* WHAT YOU NEED TO DO *
A. Retype the part of the kernel mailing list message from "In-Reply-To: <YRzB+aCVVSP+OmE4@T590>" up to and including "shared sbitmap support.".
B. List every email address in the kernel mailing list message that ends in "@vger.kernel.org".

* DOCUMENT PASSAGE *
⁂
All of lore.kernel.org
 help / color / mirror / Atom feed
From: John Garry <john.garry@huawei.com>
To: Ming Lei <ming.lei@redhat.com>
Cc: "axboe@kernel.dk" <axboe@kernel.dk>,
	"jejb@linux.ibm.com" <jejb@linux.ibm.com>,
	"martin.petersen@oracle.com" <martin.petersen@oracle.com>,
	"linux-block@vger.kernel.org" <linux-block@vger.kernel.org>,
	"linux-kernel@vger.kernel.org" <linux-kernel@vger.kernel.org>,
	"linux-scsi@vger.kernel.org" <linux-scsi@vger.kernel.org>,
	"kashyap.desai@broadcom.com" <kashyap.desai@broadcom.com>,
	"hare@suse.de" <hare@suse.de>
Subject: Re: [PATCH v2 10/11] blk-mq: Use shared tags for shared sbitmap support
Date: Wed, 18 Aug 2021 15:18:59 +0100	[thread overview]
Message-ID: <e8fdad10-f162-78be-c24a-417d7aee45df@huawei.com> (raw)
In-Reply-To: <YRzB+aCVVSP+OmE4@T590>

On 18/08/2021 09:16, Ming Lei wrote:
> On Mon, Aug 09, 2021 at 10:29:37PM +0800, John Garry wrote:
>> Currently we use separate sbitmap pairs and active_queues atomic_t for
>> shared sbitmap support.
⁂
Excerpts from a layout annotation set
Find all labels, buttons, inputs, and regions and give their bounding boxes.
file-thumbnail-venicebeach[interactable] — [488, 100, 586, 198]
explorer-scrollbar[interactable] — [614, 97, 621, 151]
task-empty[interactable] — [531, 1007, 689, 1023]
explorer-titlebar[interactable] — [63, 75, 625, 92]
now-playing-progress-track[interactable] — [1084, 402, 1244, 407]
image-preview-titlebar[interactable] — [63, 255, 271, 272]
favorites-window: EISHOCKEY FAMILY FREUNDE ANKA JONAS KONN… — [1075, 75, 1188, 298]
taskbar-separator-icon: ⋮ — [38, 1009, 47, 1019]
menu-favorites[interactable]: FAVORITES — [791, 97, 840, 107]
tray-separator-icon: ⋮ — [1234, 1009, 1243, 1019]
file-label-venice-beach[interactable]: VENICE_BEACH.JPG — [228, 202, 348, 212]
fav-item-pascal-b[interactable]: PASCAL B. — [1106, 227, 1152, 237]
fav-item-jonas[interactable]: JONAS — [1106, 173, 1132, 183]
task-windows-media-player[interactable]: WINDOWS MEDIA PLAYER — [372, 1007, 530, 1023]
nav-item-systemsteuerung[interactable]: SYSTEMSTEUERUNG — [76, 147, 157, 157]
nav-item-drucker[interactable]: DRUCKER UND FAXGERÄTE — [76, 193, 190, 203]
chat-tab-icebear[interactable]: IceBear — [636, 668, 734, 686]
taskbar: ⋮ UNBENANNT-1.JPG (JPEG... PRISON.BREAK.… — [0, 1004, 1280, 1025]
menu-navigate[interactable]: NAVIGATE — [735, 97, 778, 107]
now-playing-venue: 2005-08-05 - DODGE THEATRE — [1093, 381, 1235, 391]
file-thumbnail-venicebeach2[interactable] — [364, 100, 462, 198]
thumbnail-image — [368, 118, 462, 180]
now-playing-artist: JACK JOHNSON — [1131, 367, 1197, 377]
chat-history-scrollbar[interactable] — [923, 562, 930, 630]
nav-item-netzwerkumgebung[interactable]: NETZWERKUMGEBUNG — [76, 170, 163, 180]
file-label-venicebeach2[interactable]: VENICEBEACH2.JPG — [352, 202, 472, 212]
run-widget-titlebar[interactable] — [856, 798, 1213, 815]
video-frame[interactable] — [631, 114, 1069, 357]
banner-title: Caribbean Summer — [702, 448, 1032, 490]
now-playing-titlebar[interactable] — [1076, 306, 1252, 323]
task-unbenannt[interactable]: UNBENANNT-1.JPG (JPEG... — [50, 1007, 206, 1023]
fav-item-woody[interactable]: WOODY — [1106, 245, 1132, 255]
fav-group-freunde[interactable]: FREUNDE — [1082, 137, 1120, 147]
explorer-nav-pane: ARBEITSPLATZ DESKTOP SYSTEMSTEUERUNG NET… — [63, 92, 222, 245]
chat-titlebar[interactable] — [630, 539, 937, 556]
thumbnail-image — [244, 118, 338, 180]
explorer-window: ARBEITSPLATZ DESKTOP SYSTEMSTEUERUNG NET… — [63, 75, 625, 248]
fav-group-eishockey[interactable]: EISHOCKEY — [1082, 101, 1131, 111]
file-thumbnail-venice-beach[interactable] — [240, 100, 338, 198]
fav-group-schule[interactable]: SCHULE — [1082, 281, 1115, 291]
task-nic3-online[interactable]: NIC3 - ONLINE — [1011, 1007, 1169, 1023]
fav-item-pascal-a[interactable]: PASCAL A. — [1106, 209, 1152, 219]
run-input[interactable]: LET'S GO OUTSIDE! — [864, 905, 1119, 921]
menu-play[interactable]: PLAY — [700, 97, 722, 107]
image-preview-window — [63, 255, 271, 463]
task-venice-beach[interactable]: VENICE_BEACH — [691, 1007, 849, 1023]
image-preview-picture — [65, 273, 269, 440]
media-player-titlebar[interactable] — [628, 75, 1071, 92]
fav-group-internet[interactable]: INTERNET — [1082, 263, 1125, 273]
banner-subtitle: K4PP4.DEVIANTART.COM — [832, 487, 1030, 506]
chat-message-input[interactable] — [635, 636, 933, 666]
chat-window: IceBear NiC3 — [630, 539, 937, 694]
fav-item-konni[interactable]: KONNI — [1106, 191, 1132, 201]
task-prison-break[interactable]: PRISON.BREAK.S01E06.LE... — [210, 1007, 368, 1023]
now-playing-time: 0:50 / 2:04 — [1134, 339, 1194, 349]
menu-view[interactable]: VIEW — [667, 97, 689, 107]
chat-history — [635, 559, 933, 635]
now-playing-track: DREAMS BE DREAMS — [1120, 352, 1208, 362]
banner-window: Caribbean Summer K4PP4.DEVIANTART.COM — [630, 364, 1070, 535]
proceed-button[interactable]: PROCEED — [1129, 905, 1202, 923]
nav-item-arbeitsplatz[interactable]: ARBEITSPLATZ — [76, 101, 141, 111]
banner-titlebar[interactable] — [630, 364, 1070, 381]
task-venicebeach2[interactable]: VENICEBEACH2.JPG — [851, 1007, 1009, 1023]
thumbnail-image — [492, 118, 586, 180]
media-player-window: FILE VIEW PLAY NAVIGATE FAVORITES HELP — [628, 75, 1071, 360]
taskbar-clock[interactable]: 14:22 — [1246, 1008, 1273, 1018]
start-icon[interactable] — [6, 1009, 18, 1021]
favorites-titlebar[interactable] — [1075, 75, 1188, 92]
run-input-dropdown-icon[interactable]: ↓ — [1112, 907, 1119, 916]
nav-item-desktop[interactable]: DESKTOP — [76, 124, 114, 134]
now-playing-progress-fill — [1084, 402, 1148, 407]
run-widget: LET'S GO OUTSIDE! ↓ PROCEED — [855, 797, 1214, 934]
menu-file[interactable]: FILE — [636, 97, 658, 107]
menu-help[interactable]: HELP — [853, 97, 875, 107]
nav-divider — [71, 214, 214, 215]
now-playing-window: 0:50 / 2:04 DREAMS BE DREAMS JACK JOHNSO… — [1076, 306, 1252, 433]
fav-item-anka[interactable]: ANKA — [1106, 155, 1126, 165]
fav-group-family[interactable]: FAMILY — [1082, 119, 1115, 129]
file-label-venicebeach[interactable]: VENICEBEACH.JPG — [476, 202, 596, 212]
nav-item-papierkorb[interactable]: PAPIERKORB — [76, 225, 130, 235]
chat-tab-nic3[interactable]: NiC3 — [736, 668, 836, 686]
⁂
* TASK-BY-TASK RESULTS *
A.
In-Reply-To: <YRzB+aCVVSP+OmE4@T590>

On 18/08/2021 09:16, Ming Lei wrote:
> On Mon, Aug 09, 2021 at 10:29:37PM +0800, John Garry wrote:
>> Currently we use separate sbitmap pairs and active_queues atomic_t for
>> shared sbitmap support.

B.
linux-block@vger.kernel.org
linux-kernel@vger.kernel.org
linux-scsi@vger.kernel.org